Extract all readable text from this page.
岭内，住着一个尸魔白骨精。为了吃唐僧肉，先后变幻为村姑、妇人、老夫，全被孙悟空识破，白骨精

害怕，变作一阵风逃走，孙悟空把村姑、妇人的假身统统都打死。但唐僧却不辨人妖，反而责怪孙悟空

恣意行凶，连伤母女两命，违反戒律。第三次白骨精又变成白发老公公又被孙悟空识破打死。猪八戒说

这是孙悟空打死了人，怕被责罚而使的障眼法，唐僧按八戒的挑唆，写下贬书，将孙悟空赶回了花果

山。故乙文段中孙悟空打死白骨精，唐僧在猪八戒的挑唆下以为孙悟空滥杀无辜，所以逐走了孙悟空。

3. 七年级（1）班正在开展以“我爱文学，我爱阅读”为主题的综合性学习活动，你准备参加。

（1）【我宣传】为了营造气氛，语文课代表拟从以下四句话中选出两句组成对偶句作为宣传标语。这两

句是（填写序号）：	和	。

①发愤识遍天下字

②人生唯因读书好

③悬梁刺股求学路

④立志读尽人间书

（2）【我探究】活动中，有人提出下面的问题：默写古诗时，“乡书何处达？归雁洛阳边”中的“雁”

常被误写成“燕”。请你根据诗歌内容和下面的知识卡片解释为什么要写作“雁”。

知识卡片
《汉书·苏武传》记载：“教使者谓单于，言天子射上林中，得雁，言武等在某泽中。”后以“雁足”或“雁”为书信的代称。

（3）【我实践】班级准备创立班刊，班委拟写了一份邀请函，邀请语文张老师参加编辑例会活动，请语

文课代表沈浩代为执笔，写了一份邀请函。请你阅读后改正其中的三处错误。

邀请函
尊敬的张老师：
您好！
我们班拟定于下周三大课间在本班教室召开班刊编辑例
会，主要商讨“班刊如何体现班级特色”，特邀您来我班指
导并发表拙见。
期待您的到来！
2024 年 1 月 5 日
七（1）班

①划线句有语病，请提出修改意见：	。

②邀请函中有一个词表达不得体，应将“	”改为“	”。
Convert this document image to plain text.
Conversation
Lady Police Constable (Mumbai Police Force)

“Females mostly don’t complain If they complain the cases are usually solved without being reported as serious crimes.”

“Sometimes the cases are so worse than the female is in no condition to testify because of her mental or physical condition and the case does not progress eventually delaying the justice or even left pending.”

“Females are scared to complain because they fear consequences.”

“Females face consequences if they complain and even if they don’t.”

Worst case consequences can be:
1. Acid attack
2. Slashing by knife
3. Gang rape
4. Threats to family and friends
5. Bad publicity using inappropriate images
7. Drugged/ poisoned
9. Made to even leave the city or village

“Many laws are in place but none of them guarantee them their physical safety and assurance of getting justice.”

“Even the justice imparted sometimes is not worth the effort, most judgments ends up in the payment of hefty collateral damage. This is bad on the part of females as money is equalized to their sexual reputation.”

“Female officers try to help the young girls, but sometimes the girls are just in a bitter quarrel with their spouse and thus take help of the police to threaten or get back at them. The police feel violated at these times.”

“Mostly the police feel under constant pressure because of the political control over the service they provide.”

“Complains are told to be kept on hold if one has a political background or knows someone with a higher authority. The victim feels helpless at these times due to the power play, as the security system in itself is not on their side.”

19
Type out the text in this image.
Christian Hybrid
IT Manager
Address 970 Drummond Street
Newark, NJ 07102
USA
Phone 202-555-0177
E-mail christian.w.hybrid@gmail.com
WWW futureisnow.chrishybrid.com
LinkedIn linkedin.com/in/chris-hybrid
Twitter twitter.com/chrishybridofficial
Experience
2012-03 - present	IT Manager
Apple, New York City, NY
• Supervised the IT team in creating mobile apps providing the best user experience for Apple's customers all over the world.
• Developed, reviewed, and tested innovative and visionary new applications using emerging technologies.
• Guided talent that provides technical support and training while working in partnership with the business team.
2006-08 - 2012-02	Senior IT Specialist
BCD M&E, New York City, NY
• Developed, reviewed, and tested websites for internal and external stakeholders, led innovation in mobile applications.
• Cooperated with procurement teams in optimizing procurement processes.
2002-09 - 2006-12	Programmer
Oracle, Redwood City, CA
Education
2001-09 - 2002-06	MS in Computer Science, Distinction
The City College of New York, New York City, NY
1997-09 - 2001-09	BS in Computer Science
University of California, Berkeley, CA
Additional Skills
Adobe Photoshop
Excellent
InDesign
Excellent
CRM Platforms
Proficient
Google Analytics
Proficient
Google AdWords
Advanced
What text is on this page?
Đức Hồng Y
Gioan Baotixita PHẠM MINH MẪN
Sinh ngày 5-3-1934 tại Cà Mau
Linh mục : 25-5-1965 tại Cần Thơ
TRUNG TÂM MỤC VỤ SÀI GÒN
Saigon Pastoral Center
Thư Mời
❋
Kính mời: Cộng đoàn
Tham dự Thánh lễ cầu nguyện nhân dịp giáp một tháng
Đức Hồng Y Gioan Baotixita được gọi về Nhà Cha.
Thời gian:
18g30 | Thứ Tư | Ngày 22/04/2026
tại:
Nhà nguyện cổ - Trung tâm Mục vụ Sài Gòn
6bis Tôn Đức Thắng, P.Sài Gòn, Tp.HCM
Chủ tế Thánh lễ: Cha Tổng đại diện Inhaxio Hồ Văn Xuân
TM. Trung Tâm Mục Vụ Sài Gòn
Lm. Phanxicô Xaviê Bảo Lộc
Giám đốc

========

#### Task prompt
Extract the listing in its entirety and repeat it exactly.

#### Solved problem
Extract all readable text from this page.
岭内，住着一个尸魔白骨精。为了吃唐僧肉，先后变幻为村姑、妇人、老夫，全被孙悟空识破，白骨精

害怕，变作一阵风逃走，孙悟空把村姑、妇人的假身统统都打死。但唐僧却不辨人妖，反而责怪孙悟空

恣意行凶，连伤母女两命，违反戒律。第三次白骨精又变成白发老公公又被孙悟空识破打死。猪八戒说

这是孙悟空打死了人，怕被责罚而使的障眼法，唐僧按八戒的挑唆，写下贬书，将孙悟空赶回了花果

山。故乙文段中孙悟空打死白骨精，唐僧在猪八戒的挑唆下以为孙悟空滥杀无辜，所以逐走了孙悟空。

3. 七年级（1）班正在开展以“我爱文学，我爱阅读”为主题的综合性学习活动，你准备参加。

（1）【我宣传】为了营造气氛，语文课代表拟从以下四句话中选出两句组成对偶句作为宣传标语。这两

句是（填写序号）：	和	。

①发愤识遍天下字

②人生唯因读书好

③悬梁刺股求学路

④立志读尽人间书

（2）【我探究】活动中，有人提出下面的问题：默写古诗时，“乡书何处达？归雁洛阳边”中的“雁”

常被误写成“燕”。请你根据诗歌内容和下面的知识卡片解释为什么要写作“雁”。

知识卡片
《汉书·苏武传》记载：“教使者谓单于，言天子射上林中，得雁，言武等在某泽中。”后以“雁足”或“雁”为书信的代称。

（3）【我实践】班级准备创立班刊，班委拟写了一份邀请函，邀请语文张老师参加编辑例会活动，请语

文课代表沈浩代为执笔，写了一份邀请函。请你阅读后改正其中的三处错误。

邀请函
尊敬的张老师：
您好！
我们班拟定于下周三大课间在本班教室召开班刊编辑例
会，主要商讨“班刊如何体现班级特色”，特邀您来我班指
导并发表拙见。
期待您的到来！
2024 年 1 月 5 日
七（1）班

①划线句有语病，请提出修改意见：	。

②邀请函中有一个词表达不得体，应将“	”改为“	”。
Convert this document image to plain text.
Conversation
Lady Police Constable (Mumbai Police Force)

“Females mostly don’t complain If they complain the cases are usually solved without being reported as serious crimes.”

“Sometimes the cases are so worse than the female is in no condition to testify because of her mental or physical condition and the case does not progress eventually delaying the justice or even left pending.”

“Females are scared to complain because they fear consequences.”

“Females face consequences if they complain and even if they don’t.”

Worst case consequences can be:
1. Acid attack
2. Slashing by knife
3. Gang rape
4. Threats to family and friends
5. Bad publicity using inappropriate images
7. Drugged/ poisoned
9. Made to even leave the city or village

“Many laws are in place but none of them guarantee them their physical safety and assurance of getting justice.”

“Even the justice imparted sometimes is not worth the effort, most judgments ends up in the payment of hefty collateral damage. This is bad on the part of females as money is equalized to their sexual reputation.”

“Female officers try to help the young girls, but sometimes the girls are just in a bitter quarrel with their spouse and thus take help of the police to threaten or get back at them. The police feel violated at these times.”

“Mostly the police feel under constant pressure because of the political control over the service they provide.”

“Complains are told to be kept on hold if one has a political background or knows someone with a higher authority. The victim feels helpless at these times due to the power play, as the security system in itself is not on their side.”

19
Type out the text in this image.
Christian Hybrid
IT Manager
Address 970 Drummond Street
Newark, NJ 07102
USA
Phone 202-555-0177
E-mail christian.w.hybrid@gmail.com
WWW futureisnow.chrishybrid.com
LinkedIn linkedin.com/in/chris-hybrid
Twitter twitter.com/chrishybridofficial
Experience
2012-03 - present	IT Manager
Apple, New York City, NY
• Supervised the IT team in creating mobile apps providing the best user experience for Apple's customers all over the world.
• Developed, reviewed, and tested innovative and visionary new applications using emerging technologies.
• Guided talent that provides technical support and training while working in partnership with the business team.
2006-08 - 2012-02	Senior IT Specialist
BCD M&E, New York City, NY
• Developed, reviewed, and tested websites for internal and external stakeholders, led innovation in mobile applications.
• Cooperated with procurement teams in optimizing procurement processes.
2002-09 - 2006-12	Programmer
Oracle, Redwood City, CA
Education
2001-09 - 2002-06	MS in Computer Science, Distinction
The City College of New York, New York City, NY
1997-09 - 2001-09	BS in Computer Science
University of California, Berkeley, CA
Additional Skills
Adobe Photoshop
Excellent
InDesign
Excellent
CRM Platforms
Proficient
Google Analytics
Proficient
Google AdWords
Advanced
What text is on this page?
Đức Hồng Y
Gioan Baotixita PHẠM MINH MẪN
Sinh ngày 5-3-1934 tại Cà Mau
Linh mục : 25-5-1965 tại Cần Thơ
TRUNG TÂM MỤC VỤ SÀI GÒN
Saigon Pastoral Center
Thư Mời
❋
Kính mời: Cộng đoàn
Tham dự Thánh lễ cầu nguyện nhân dịp giáp một tháng
Đức Hồng Y Gioan Baotixita được gọi về Nhà Cha.
Thời gian:
18g30 | Thứ Tư | Ngày 22/04/2026
tại:
Nhà nguyện cổ - Trung tâm Mục vụ Sài Gòn
6bis Tôn Đức Thắng, P.Sài Gòn, Tp.HCM
Chủ tế Thánh lễ: Cha Tổng đại diện Inhaxio Hồ Văn Xuân
TM. Trung Tâm Mục Vụ Sài Gòn
Lm. Phanxicô Xaviê Bảo Lộc
Giám đốc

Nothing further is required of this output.